__EXERCISE__
Rewrite the rows below, replacing every occurrence of "legend-item" with "key-entry" and leaving everything else as it is.

____ MATERIAL

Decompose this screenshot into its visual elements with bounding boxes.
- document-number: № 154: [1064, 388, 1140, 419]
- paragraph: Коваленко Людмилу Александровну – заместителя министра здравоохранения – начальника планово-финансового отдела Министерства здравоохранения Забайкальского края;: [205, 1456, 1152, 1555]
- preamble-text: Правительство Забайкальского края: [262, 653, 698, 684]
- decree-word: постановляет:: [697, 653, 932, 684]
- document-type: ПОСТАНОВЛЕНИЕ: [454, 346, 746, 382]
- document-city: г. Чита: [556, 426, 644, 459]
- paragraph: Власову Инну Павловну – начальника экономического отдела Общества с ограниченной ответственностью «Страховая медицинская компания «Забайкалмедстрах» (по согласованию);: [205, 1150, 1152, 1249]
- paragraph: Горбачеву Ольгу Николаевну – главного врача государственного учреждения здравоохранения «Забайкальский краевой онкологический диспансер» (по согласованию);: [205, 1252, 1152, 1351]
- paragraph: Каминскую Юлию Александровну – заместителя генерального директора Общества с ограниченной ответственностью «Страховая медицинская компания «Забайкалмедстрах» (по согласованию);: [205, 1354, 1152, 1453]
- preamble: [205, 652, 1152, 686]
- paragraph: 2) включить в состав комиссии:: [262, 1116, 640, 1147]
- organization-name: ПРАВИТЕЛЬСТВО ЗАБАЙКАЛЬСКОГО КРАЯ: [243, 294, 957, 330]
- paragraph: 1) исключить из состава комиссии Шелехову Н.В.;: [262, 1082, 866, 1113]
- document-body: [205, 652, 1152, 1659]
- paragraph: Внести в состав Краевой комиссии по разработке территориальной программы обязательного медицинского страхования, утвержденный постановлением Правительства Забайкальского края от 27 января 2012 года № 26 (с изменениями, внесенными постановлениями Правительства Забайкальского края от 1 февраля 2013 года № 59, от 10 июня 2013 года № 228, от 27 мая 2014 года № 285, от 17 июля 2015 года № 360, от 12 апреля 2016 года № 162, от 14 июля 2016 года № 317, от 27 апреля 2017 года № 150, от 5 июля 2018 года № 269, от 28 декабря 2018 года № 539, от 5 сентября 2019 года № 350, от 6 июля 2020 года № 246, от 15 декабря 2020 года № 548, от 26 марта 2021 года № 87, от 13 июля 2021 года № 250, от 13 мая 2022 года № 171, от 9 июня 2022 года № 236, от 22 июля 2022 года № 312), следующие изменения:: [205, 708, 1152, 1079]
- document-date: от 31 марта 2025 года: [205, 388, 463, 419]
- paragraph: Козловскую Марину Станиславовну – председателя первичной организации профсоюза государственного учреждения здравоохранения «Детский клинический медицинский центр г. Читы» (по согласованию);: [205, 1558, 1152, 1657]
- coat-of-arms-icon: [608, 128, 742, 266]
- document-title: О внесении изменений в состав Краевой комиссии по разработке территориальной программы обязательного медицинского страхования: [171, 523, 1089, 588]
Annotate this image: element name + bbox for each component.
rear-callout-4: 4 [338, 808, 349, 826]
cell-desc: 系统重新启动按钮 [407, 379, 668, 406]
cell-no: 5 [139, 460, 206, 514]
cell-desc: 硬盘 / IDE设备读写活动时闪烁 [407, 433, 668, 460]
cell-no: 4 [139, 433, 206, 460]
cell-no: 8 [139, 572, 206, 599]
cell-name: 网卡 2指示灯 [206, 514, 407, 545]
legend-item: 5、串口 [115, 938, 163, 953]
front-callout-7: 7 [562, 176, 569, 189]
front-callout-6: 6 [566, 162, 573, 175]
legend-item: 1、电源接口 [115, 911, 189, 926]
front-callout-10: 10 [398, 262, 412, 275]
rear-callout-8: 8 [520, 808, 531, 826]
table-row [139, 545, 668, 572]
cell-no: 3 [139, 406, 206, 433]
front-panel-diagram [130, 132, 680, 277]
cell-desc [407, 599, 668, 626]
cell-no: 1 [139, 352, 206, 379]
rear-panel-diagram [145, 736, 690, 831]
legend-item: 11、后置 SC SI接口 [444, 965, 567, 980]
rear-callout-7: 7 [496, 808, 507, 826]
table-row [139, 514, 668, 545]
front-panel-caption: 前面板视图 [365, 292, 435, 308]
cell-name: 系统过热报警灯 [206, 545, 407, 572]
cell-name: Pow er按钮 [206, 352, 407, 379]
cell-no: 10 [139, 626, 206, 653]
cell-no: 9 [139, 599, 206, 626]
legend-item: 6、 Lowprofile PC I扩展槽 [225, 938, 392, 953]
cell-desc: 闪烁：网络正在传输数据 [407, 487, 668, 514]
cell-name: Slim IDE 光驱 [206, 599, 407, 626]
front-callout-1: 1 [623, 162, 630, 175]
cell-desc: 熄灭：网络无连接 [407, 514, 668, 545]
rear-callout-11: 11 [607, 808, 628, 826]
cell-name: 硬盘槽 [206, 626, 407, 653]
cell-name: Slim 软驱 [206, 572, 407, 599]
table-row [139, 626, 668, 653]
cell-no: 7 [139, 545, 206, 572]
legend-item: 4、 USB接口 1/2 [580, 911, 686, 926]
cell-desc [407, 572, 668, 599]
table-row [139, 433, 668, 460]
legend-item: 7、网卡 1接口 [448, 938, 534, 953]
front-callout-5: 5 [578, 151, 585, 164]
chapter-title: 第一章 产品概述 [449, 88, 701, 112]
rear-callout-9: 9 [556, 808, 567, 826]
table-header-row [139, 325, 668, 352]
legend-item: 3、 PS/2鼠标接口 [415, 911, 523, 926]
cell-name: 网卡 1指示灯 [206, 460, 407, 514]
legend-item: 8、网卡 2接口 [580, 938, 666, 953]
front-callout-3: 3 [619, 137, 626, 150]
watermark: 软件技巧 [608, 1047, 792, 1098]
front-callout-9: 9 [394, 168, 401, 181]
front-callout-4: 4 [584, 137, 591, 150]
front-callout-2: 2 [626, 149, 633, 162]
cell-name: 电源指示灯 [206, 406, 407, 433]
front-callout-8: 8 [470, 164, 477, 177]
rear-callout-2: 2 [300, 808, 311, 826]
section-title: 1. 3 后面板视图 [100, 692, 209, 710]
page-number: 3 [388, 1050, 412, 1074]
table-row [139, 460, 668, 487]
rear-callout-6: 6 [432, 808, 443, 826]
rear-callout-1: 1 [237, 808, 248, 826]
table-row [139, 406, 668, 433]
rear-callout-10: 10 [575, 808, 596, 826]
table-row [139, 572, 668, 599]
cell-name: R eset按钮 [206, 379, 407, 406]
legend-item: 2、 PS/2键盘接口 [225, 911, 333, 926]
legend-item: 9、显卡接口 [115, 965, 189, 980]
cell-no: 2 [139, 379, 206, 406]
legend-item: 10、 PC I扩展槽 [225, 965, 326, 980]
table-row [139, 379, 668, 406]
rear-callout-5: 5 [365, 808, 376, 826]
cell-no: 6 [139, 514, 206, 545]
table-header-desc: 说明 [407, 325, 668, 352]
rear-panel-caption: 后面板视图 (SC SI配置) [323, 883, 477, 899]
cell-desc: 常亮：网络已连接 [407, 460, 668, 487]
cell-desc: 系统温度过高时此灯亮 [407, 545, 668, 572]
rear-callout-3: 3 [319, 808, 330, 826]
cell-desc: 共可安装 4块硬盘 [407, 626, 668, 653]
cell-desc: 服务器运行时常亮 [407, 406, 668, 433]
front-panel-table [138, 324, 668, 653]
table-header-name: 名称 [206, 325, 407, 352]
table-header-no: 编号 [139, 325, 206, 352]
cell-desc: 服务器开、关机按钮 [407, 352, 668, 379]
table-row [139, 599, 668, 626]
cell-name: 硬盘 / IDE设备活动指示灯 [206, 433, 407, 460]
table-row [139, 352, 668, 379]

________

__ANSWER TO THE TASK__
Decompose this screenshot into its visual elements with bounding boxes.
- document-number: № 154: [1064, 388, 1140, 419]
- paragraph: Коваленко Людмилу Александровну – заместителя министра здравоохранения – начальника планово-финансового отдела Министерства здравоохранения Забайкальского края;: [205, 1456, 1152, 1555]
- preamble-text: Правительство Забайкальского края: [262, 653, 698, 684]
- decree-word: постановляет:: [697, 653, 932, 684]
- document-type: ПОСТАНОВЛЕНИЕ: [454, 346, 746, 382]
- document-city: г. Чита: [556, 426, 644, 459]
- paragraph: Власову Инну Павловну – начальника экономического отдела Общества с ограниченной ответственностью «Страховая медицинская компания «Забайкалмедстрах» (по согласованию);: [205, 1150, 1152, 1249]
- paragraph: Горбачеву Ольгу Николаевну – главного врача государственного учреждения здравоохранения «Забайкальский краевой онкологический диспансер» (по согласованию);: [205, 1252, 1152, 1351]
- paragraph: Каминскую Юлию Александровну – заместителя генерального директора Общества с ограниченной ответственностью «Страховая медицинская компания «Забайкалмедстрах» (по согласованию);: [205, 1354, 1152, 1453]
- preamble: [205, 652, 1152, 686]
- paragraph: 2) включить в состав комиссии:: [262, 1116, 640, 1147]
- organization-name: ПРАВИТЕЛЬСТВО ЗАБАЙКАЛЬСКОГО КРАЯ: [243, 294, 957, 330]
- paragraph: 1) исключить из состава комиссии Шелехову Н.В.;: [262, 1082, 866, 1113]
- document-body: [205, 652, 1152, 1659]
- paragraph: Внести в состав Краевой комиссии по разработке территориальной программы обязательного медицинского страхования, утвержденный постановлением Правительства Забайкальского края от 27 января 2012 года № 26 (с изменениями, внесенными постановлениями Правительства Забайкальского края от 1 февраля 2013 года № 59, от 10 июня 2013 года № 228, от 27 мая 2014 года № 285, от 17 июля 2015 года № 360, от 12 апреля 2016 года № 162, от 14 июля 2016 года № 317, от 27 апреля 2017 года № 150, от 5 июля 2018 года № 269, от 28 декабря 2018 года № 539, от 5 сентября 2019 года № 350, от 6 июля 2020 года № 246, от 15 декабря 2020 года № 548, от 26 марта 2021 года № 87, от 13 июля 2021 года № 250, от 13 мая 2022 года № 171, от 9 июня 2022 года № 236, от 22 июля 2022 года № 312), следующие изменения:: [205, 708, 1152, 1079]
- document-date: от 31 марта 2025 года: [205, 388, 463, 419]
- paragraph: Козловскую Марину Станиславовну – председателя первичной организации профсоюза государственного учреждения здравоохранения «Детский клинический медицинский центр г. Читы» (по согласованию);: [205, 1558, 1152, 1657]
- coat-of-arms-icon: [608, 128, 742, 266]
- document-title: О внесении изменений в состав Краевой комиссии по разработке территориальной программы обязательного медицинского страхования: [171, 523, 1089, 588]
Annotate this image: element name + bbox for each component.
rear-callout-4: 4 [338, 808, 349, 826]
cell-desc: 系统重新启动按钮 [407, 379, 668, 406]
cell-no: 5 [139, 460, 206, 514]
cell-desc: 硬盘 / IDE设备读写活动时闪烁 [407, 433, 668, 460]
cell-no: 4 [139, 433, 206, 460]
cell-no: 8 [139, 572, 206, 599]
cell-name: 网卡 2指示灯 [206, 514, 407, 545]
key-entry: 5、串口 [115, 938, 163, 953]
front-callout-7: 7 [562, 176, 569, 189]
front-callout-6: 6 [566, 162, 573, 175]
key-entry: 1、电源接口 [115, 911, 189, 926]
front-callout-10: 10 [398, 262, 412, 275]
rear-callout-8: 8 [520, 808, 531, 826]
table-row [139, 545, 668, 572]
cell-no: 3 [139, 406, 206, 433]
front-panel-diagram [130, 132, 680, 277]
cell-desc [407, 599, 668, 626]
cell-no: 1 [139, 352, 206, 379]
rear-panel-diagram [145, 736, 690, 831]
key-entry: 11、后置 SC SI接口 [444, 965, 567, 980]
rear-callout-7: 7 [496, 808, 507, 826]
table-row [139, 514, 668, 545]
front-panel-caption: 前面板视图 [365, 292, 435, 308]
cell-name: 系统过热报警灯 [206, 545, 407, 572]
cell-name: Pow er按钮 [206, 352, 407, 379]
cell-no: 10 [139, 626, 206, 653]
cell-no: 9 [139, 599, 206, 626]
key-entry: 6、 Lowprofile PC I扩展槽 [225, 938, 392, 953]
cell-desc: 闪烁：网络正在传输数据 [407, 487, 668, 514]
cell-name: Slim IDE 光驱 [206, 599, 407, 626]
front-callout-1: 1 [623, 162, 630, 175]
cell-desc: 熄灭：网络无连接 [407, 514, 668, 545]
rear-callout-11: 11 [607, 808, 628, 826]
cell-name: 硬盘槽 [206, 626, 407, 653]
cell-name: Slim 软驱 [206, 572, 407, 599]
table-row [139, 626, 668, 653]
cell-no: 7 [139, 545, 206, 572]
key-entry: 4、 USB接口 1/2 [580, 911, 686, 926]
cell-desc [407, 572, 668, 599]
table-row [139, 433, 668, 460]
key-entry: 7、网卡 1接口 [448, 938, 534, 953]
front-callout-5: 5 [578, 151, 585, 164]
chapter-title: 第一章 产品概述 [449, 88, 701, 112]
rear-callout-9: 9 [556, 808, 567, 826]
table-header-row [139, 325, 668, 352]
key-entry: 3、 PS/2鼠标接口 [415, 911, 523, 926]
cell-name: 网卡 1指示灯 [206, 460, 407, 514]
key-entry: 8、网卡 2接口 [580, 938, 666, 953]
front-callout-3: 3 [619, 137, 626, 150]
watermark: 软件技巧 [608, 1047, 792, 1098]
front-callout-9: 9 [394, 168, 401, 181]
front-callout-4: 4 [584, 137, 591, 150]
front-callout-2: 2 [626, 149, 633, 162]
cell-name: 电源指示灯 [206, 406, 407, 433]
front-callout-8: 8 [470, 164, 477, 177]
rear-callout-2: 2 [300, 808, 311, 826]
section-title: 1. 3 后面板视图 [100, 692, 209, 710]
page-number: 3 [388, 1050, 412, 1074]
table-row [139, 460, 668, 487]
rear-callout-6: 6 [432, 808, 443, 826]
rear-callout-1: 1 [237, 808, 248, 826]
table-row [139, 406, 668, 433]
rear-callout-10: 10 [575, 808, 596, 826]
table-row [139, 572, 668, 599]
cell-name: R eset按钮 [206, 379, 407, 406]
key-entry: 2、 PS/2键盘接口 [225, 911, 333, 926]
key-entry: 9、显卡接口 [115, 965, 189, 980]
cell-no: 2 [139, 379, 206, 406]
key-entry: 10、 PC I扩展槽 [225, 965, 326, 980]
table-row [139, 379, 668, 406]
rear-callout-5: 5 [365, 808, 376, 826]
cell-no: 6 [139, 514, 206, 545]
table-header-desc: 说明 [407, 325, 668, 352]
rear-panel-caption: 后面板视图 (SC SI配置) [323, 883, 477, 899]
cell-desc: 常亮：网络已连接 [407, 460, 668, 487]
cell-desc: 系统温度过高时此灯亮 [407, 545, 668, 572]
rear-callout-3: 3 [319, 808, 330, 826]
cell-desc: 共可安装 4块硬盘 [407, 626, 668, 653]
cell-desc: 服务器运行时常亮 [407, 406, 668, 433]
front-panel-table [138, 324, 668, 653]
table-header-name: 名称 [206, 325, 407, 352]
table-header-no: 编号 [139, 325, 206, 352]
cell-desc: 服务器开、关机按钮 [407, 352, 668, 379]
table-row [139, 599, 668, 626]
cell-name: 硬盘 / IDE设备活动指示灯 [206, 433, 407, 460]
table-row [139, 352, 668, 379]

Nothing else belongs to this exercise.